*WHAT YOU HAVE TO DO*. Retype the complete listing exactly as it appears.
>> START INFORMATION PROVIDED
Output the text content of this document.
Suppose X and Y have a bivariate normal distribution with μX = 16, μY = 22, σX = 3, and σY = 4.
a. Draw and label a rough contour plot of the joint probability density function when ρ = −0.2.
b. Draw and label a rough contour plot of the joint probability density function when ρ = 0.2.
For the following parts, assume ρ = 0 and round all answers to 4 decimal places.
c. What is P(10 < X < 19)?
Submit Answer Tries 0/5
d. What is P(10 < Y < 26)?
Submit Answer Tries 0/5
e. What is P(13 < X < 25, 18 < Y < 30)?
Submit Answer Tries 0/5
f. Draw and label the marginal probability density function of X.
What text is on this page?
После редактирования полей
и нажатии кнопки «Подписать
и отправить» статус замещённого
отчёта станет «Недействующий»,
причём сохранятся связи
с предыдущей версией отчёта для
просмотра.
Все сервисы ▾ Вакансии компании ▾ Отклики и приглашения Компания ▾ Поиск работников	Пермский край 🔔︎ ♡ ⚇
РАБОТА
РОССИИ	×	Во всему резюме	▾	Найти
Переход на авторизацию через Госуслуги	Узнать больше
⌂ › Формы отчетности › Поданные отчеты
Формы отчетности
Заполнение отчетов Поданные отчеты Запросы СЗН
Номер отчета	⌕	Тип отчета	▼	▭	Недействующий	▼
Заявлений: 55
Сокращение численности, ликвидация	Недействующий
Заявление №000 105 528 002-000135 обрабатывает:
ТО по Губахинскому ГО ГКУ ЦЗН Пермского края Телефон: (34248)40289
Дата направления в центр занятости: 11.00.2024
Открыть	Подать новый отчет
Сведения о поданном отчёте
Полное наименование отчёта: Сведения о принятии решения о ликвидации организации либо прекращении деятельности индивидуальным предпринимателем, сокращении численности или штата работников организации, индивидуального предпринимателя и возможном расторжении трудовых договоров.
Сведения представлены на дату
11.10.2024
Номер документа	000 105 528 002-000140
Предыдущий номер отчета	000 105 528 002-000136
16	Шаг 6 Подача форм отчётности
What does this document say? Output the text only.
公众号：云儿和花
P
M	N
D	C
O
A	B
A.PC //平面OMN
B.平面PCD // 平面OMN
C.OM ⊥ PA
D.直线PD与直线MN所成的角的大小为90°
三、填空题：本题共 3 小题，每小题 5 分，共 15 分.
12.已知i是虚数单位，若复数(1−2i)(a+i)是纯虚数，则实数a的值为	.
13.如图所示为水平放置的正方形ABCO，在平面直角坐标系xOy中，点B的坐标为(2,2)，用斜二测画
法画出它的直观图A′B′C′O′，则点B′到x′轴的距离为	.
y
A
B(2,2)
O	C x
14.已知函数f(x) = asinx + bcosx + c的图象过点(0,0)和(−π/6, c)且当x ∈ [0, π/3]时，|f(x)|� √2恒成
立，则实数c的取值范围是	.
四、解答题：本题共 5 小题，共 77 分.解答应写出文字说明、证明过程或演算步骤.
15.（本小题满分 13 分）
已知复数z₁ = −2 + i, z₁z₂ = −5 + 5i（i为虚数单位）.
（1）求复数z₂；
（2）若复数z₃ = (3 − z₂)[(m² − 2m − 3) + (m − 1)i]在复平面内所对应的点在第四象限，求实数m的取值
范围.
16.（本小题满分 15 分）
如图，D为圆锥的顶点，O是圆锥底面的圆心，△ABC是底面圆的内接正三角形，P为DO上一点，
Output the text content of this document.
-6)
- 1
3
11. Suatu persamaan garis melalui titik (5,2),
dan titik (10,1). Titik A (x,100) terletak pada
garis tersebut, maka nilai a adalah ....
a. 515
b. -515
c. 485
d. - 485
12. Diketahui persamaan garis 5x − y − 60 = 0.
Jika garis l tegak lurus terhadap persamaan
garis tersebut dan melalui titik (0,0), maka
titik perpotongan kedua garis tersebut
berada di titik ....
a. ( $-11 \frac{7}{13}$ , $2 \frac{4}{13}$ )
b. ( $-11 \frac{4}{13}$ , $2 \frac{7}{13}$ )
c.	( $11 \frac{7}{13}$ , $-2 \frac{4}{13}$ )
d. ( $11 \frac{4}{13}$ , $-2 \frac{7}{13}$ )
>> END INFORMATION PROVIDED
*WRITTEN REPLY*.
Output the text content of this document.
Suppose X and Y have a bivariate normal distribution with μX = 16, μY = 22, σX = 3, and σY = 4.
a. Draw and label a rough contour plot of the joint probability density function when ρ = −0.2.
b. Draw and label a rough contour plot of the joint probability density function when ρ = 0.2.
For the following parts, assume ρ = 0 and round all answers to 4 decimal places.
c. What is P(10 < X < 19)?
Submit Answer Tries 0/5
d. What is P(10 < Y < 26)?
Submit Answer Tries 0/5
e. What is P(13 < X < 25, 18 < Y < 30)?
Submit Answer Tries 0/5
f. Draw and label the marginal probability density function of X.
What text is on this page?
После редактирования полей
и нажатии кнопки «Подписать
и отправить» статус замещённого
отчёта станет «Недействующий»,
причём сохранятся связи
с предыдущей версией отчёта для
просмотра.
Все сервисы ▾ Вакансии компании ▾ Отклики и приглашения Компания ▾ Поиск работников	Пермский край 🔔︎ ♡ ⚇
РАБОТА
РОССИИ	×	Во всему резюме	▾	Найти
Переход на авторизацию через Госуслуги	Узнать больше
⌂ › Формы отчетности › Поданные отчеты
Формы отчетности
Заполнение отчетов Поданные отчеты Запросы СЗН
Номер отчета	⌕	Тип отчета	▼	▭	Недействующий	▼
Заявлений: 55
Сокращение численности, ликвидация	Недействующий
Заявление №000 105 528 002-000135 обрабатывает:
ТО по Губахинскому ГО ГКУ ЦЗН Пермского края Телефон: (34248)40289
Дата направления в центр занятости: 11.00.2024
Открыть	Подать новый отчет
Сведения о поданном отчёте
Полное наименование отчёта: Сведения о принятии решения о ликвидации организации либо прекращении деятельности индивидуальным предпринимателем, сокращении численности или штата работников организации, индивидуального предпринимателя и возможном расторжении трудовых договоров.
Сведения представлены на дату
11.10.2024
Номер документа	000 105 528 002-000140
Предыдущий номер отчета	000 105 528 002-000136
16	Шаг 6 Подача форм отчётности
What does this document say? Output the text only.
公众号：云儿和花
P
M	N
D	C
O
A	B
A.PC //平面OMN
B.平面PCD // 平面OMN
C.OM ⊥ PA
D.直线PD与直线MN所成的角的大小为90°
三、填空题：本题共 3 小题，每小题 5 分，共 15 分.
12.已知i是虚数单位，若复数(1−2i)(a+i)是纯虚数，则实数a的值为	.
13.如图所示为水平放置的正方形ABCO，在平面直角坐标系xOy中，点B的坐标为(2,2)，用斜二测画
法画出它的直观图A′B′C′O′，则点B′到x′轴的距离为	.
y
A
B(2,2)
O	C x
14.已知函数f(x) = asinx + bcosx + c的图象过点(0,0)和(−π/6, c)且当x ∈ [0, π/3]时，|f(x)|� √2恒成
立，则实数c的取值范围是	.
四、解答题：本题共 5 小题，共 77 分.解答应写出文字说明、证明过程或演算步骤.
15.（本小题满分 13 分）
已知复数z₁ = −2 + i, z₁z₂ = −5 + 5i（i为虚数单位）.
（1）求复数z₂；
（2）若复数z₃ = (3 − z₂)[(m² − 2m − 3) + (m − 1)i]在复平面内所对应的点在第四象限，求实数m的取值
范围.
16.（本小题满分 15 分）
如图，D为圆锥的顶点，O是圆锥底面的圆心，△ABC是底面圆的内接正三角形，P为DO上一点，
Output the text content of this document.
-6)
- 1
3
11. Suatu persamaan garis melalui titik (5,2),
dan titik (10,1). Titik A (x,100) terletak pada
garis tersebut, maka nilai a adalah ....
a. 515
b. -515
c. 485
d. - 485
12. Diketahui persamaan garis 5x − y − 60 = 0.
Jika garis l tegak lurus terhadap persamaan
garis tersebut dan melalui titik (0,0), maka
titik perpotongan kedua garis tersebut
berada di titik ....
a. ( $-11 \frac{7}{13}$ , $2 \frac{4}{13}$ )
b. ( $-11 \frac{4}{13}$ , $2 \frac{7}{13}$ )
c.	( $11 \frac{7}{13}$ , $-2 \frac{4}{13}$ )
d. ( $11 \frac{4}{13}$ , $-2 \frac{7}{13}$ )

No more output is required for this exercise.